# RECORDS SHOWN
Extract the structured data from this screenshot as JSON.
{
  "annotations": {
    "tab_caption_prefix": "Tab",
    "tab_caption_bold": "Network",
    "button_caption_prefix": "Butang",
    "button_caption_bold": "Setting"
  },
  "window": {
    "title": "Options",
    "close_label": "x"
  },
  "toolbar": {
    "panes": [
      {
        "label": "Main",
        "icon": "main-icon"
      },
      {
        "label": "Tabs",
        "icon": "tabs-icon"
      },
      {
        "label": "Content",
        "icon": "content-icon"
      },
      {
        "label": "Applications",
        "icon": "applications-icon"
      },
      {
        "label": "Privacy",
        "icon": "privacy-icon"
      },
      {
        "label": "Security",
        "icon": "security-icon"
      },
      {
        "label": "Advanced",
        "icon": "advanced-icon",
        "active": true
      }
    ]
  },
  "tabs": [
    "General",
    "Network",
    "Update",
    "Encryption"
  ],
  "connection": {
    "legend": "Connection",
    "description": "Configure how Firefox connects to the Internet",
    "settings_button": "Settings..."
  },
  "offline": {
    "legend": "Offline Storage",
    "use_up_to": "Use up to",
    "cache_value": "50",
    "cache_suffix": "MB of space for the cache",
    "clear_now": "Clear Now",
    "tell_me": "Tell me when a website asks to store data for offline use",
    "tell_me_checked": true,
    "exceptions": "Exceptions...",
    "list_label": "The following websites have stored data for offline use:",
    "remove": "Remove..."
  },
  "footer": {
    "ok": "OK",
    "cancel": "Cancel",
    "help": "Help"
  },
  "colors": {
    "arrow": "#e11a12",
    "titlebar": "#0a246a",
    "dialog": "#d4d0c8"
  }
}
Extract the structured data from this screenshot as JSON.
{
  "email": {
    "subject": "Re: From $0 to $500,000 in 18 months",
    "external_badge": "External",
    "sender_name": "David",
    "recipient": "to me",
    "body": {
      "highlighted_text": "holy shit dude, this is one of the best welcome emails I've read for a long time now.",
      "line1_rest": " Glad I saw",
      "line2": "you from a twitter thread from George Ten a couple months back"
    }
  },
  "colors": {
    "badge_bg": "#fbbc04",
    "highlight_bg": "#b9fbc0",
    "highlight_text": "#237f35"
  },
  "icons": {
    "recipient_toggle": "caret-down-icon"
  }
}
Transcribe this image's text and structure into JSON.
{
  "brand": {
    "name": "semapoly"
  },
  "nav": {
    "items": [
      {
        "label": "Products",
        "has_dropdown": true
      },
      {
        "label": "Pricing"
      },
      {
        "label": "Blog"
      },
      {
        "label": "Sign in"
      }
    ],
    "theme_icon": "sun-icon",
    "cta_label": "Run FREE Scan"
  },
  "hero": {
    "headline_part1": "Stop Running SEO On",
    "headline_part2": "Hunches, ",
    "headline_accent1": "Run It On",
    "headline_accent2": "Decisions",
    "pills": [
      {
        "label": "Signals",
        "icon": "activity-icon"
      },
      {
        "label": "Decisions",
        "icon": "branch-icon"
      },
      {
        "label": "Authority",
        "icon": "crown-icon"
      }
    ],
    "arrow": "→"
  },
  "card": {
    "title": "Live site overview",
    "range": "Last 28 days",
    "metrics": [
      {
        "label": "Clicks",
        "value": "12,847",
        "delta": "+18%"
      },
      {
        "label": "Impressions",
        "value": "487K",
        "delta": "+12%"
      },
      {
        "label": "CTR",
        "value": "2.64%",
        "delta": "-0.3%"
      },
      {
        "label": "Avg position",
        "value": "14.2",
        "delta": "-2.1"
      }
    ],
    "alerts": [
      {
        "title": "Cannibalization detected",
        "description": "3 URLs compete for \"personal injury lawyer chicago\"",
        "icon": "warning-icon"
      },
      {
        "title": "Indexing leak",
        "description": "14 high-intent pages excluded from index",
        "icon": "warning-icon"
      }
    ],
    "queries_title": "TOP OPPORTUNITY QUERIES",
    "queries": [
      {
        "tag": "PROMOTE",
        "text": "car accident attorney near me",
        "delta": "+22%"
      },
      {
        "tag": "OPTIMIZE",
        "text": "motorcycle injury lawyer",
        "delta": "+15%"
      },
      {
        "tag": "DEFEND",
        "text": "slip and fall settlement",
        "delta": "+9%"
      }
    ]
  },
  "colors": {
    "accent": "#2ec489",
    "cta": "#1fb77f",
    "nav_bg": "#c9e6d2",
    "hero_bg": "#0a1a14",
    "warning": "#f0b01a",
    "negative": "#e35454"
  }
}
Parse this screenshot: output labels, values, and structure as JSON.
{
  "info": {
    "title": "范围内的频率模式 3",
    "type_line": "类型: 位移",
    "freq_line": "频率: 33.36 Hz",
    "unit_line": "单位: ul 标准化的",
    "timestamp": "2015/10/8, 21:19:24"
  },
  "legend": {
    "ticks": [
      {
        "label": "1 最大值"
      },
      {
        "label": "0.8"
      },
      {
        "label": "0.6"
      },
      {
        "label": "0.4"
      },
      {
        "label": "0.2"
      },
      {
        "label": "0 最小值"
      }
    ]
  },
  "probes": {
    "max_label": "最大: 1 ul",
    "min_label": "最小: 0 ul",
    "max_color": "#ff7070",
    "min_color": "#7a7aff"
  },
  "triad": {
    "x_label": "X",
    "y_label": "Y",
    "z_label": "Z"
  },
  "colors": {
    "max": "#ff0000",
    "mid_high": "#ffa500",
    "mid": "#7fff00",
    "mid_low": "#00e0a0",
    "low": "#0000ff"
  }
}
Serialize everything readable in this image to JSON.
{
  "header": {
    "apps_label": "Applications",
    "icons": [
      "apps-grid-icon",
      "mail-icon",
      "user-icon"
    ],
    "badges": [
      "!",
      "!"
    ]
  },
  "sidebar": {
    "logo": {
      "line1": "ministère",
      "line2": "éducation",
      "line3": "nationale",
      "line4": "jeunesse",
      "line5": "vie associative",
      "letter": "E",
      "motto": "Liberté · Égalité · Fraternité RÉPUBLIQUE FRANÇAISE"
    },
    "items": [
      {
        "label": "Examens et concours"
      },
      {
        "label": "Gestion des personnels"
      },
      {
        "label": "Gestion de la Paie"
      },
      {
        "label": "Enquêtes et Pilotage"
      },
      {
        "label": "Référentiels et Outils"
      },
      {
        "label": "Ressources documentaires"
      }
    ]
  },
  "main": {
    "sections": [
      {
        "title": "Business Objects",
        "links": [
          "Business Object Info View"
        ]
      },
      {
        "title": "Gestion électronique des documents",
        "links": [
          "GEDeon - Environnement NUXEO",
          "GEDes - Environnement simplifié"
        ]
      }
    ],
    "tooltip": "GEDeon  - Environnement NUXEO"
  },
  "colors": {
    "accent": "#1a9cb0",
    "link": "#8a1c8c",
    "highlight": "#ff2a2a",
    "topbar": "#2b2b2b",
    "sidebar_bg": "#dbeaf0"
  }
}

# PROBLEM TO WORK ON
Extract the data exactly as given.

# ANSWER BELOW
Extract the structured data from this screenshot as JSON.
{
  "annotations": {
    "tab_caption_prefix": "Tab",
    "tab_caption_bold": "Network",
    "button_caption_prefix": "Butang",
    "button_caption_bold": "Setting"
  },
  "window": {
    "title": "Options",
    "close_label": "x"
  },
  "toolbar": {
    "panes": [
      {
        "label": "Main",
        "icon": "main-icon"
      },
      {
        "label": "Tabs",
        "icon": "tabs-icon"
      },
      {
        "label": "Content",
        "icon": "content-icon"
      },
      {
        "label": "Applications",
        "icon": "applications-icon"
      },
      {
        "label": "Privacy",
        "icon": "privacy-icon"
      },
      {
        "label": "Security",
        "icon": "security-icon"
      },
      {
        "label": "Advanced",
        "icon": "advanced-icon",
        "active": true
      }
    ]
  },
  "tabs": [
    "General",
    "Network",
    "Update",
    "Encryption"
  ],
  "connection": {
    "legend": "Connection",
    "description": "Configure how Firefox connects to the Internet",
    "settings_button": "Settings..."
  },
  "offline": {
    "legend": "Offline Storage",
    "use_up_to": "Use up to",
    "cache_value": "50",
    "cache_suffix": "MB of space for the cache",
    "clear_now": "Clear Now",
    "tell_me": "Tell me when a website asks to store data for offline use",
    "tell_me_checked": true,
    "exceptions": "Exceptions...",
    "list_label": "The following websites have stored data for offline use:",
    "remove": "Remove..."
  },
  "footer": {
    "ok": "OK",
    "cancel": "Cancel",
    "help": "Help"
  },
  "colors": {
    "arrow": "#e11a12",
    "titlebar": "#0a246a",
    "dialog": "#d4d0c8"
  }
}
Extract the structured data from this screenshot as JSON.
{
  "email": {
    "subject": "Re: From $0 to $500,000 in 18 months",
    "external_badge": "External",
    "sender_name": "David",
    "recipient": "to me",
    "body": {
      "highlighted_text": "holy shit dude, this is one of the best welcome emails I've read for a long time now.",
      "line1_rest": " Glad I saw",
      "line2": "you from a twitter thread from George Ten a couple months back"
    }
  },
  "colors": {
    "badge_bg": "#fbbc04",
    "highlight_bg": "#b9fbc0",
    "highlight_text": "#237f35"
  },
  "icons": {
    "recipient_toggle": "caret-down-icon"
  }
}
Transcribe this image's text and structure into JSON.
{
  "brand": {
    "name": "semapoly"
  },
  "nav": {
    "items": [
      {
        "label": "Products",
        "has_dropdown": true
      },
      {
        "label": "Pricing"
      },
      {
        "label": "Blog"
      },
      {
        "label": "Sign in"
      }
    ],
    "theme_icon": "sun-icon",
    "cta_label": "Run FREE Scan"
  },
  "hero": {
    "headline_part1": "Stop Running SEO On",
    "headline_part2": "Hunches, ",
    "headline_accent1": "Run It On",
    "headline_accent2": "Decisions",
    "pills": [
      {
        "label": "Signals",
        "icon": "activity-icon"
      },
      {
        "label": "Decisions",
        "icon": "branch-icon"
      },
      {
        "label": "Authority",
        "icon": "crown-icon"
      }
    ],
    "arrow": "→"
  },
  "card": {
    "title": "Live site overview",
    "range": "Last 28 days",
    "metrics": [
      {
        "label": "Clicks",
        "value": "12,847",
        "delta": "+18%"
      },
      {
        "label": "Impressions",
        "value": "487K",
        "delta": "+12%"
      },
      {
        "label": "CTR",
        "value": "2.64%",
        "delta": "-0.3%"
      },
      {
        "label": "Avg position",
        "value": "14.2",
        "delta": "-2.1"
      }
    ],
    "alerts": [
      {
        "title": "Cannibalization detected",
        "description": "3 URLs compete for \"personal injury lawyer chicago\"",
        "icon": "warning-icon"
      },
      {
        "title": "Indexing leak",
        "description": "14 high-intent pages excluded from index",
        "icon": "warning-icon"
      }
    ],
    "queries_title": "TOP OPPORTUNITY QUERIES",
    "queries": [
      {
        "tag": "PROMOTE",
        "text": "car accident attorney near me",
        "delta": "+22%"
      },
      {
        "tag": "OPTIMIZE",
        "text": "motorcycle injury lawyer",
        "delta": "+15%"
      },
      {
        "tag": "DEFEND",
        "text": "slip and fall settlement",
        "delta": "+9%"
      }
    ]
  },
  "colors": {
    "accent": "#2ec489",
    "cta": "#1fb77f",
    "nav_bg": "#c9e6d2",
    "hero_bg": "#0a1a14",
    "warning": "#f0b01a",
    "negative": "#e35454"
  }
}
Parse this screenshot: output labels, values, and structure as JSON.
{
  "info": {
    "title": "范围内的频率模式 3",
    "type_line": "类型: 位移",
    "freq_line": "频率: 33.36 Hz",
    "unit_line": "单位: ul 标准化的",
    "timestamp": "2015/10/8, 21:19:24"
  },
  "legend": {
    "ticks": [
      {
        "label": "1 最大值"
      },
      {
        "label": "0.8"
      },
      {
        "label": "0.6"
      },
      {
        "label": "0.4"
      },
      {
        "label": "0.2"
      },
      {
        "label": "0 最小值"
      }
    ]
  },
  "probes": {
    "max_label": "最大: 1 ul",
    "min_label": "最小: 0 ul",
    "max_color": "#ff7070",
    "min_color": "#7a7aff"
  },
  "triad": {
    "x_label": "X",
    "y_label": "Y",
    "z_label": "Z"
  },
  "colors": {
    "max": "#ff0000",
    "mid_high": "#ffa500",
    "mid": "#7fff00",
    "mid_low": "#00e0a0",
    "low": "#0000ff"
  }
}
Serialize everything readable in this image to JSON.
{
  "header": {
    "apps_label": "Applications",
    "icons": [
      "apps-grid-icon",
      "mail-icon",
      "user-icon"
    ],
    "badges": [
      "!",
      "!"
    ]
  },
  "sidebar": {
    "logo": {
      "line1": "ministère",
      "line2": "éducation",
      "line3": "nationale",
      "line4": "jeunesse",
      "line5": "vie associative",
      "letter": "E",
      "motto": "Liberté · Égalité · Fraternité RÉPUBLIQUE FRANÇAISE"
    },
    "items": [
      {
        "label": "Examens et concours"
      },
      {
        "label": "Gestion des personnels"
      },
      {
        "label": "Gestion de la Paie"
      },
      {
        "label": "Enquêtes et Pilotage"
      },
      {
        "label": "Référentiels et Outils"
      },
      {
        "label": "Ressources documentaires"
      }
    ]
  },
  "main": {
    "sections": [
      {
        "title": "Business Objects",
        "links": [
          "Business Object Info View"
        ]
      },
      {
        "title": "Gestion électronique des documents",
        "links": [
          "GEDeon - Environnement NUXEO",
          "GEDes - Environnement simplifié"
        ]
      }
    ],
    "tooltip": "GEDeon  - Environnement NUXEO"
  },
  "colors": {
    "accent": "#1a9cb0",
    "link": "#8a1c8c",
    "highlight": "#ff2a2a",
    "topbar": "#2b2b2b",
    "sidebar_bg": "#dbeaf0"
  }
}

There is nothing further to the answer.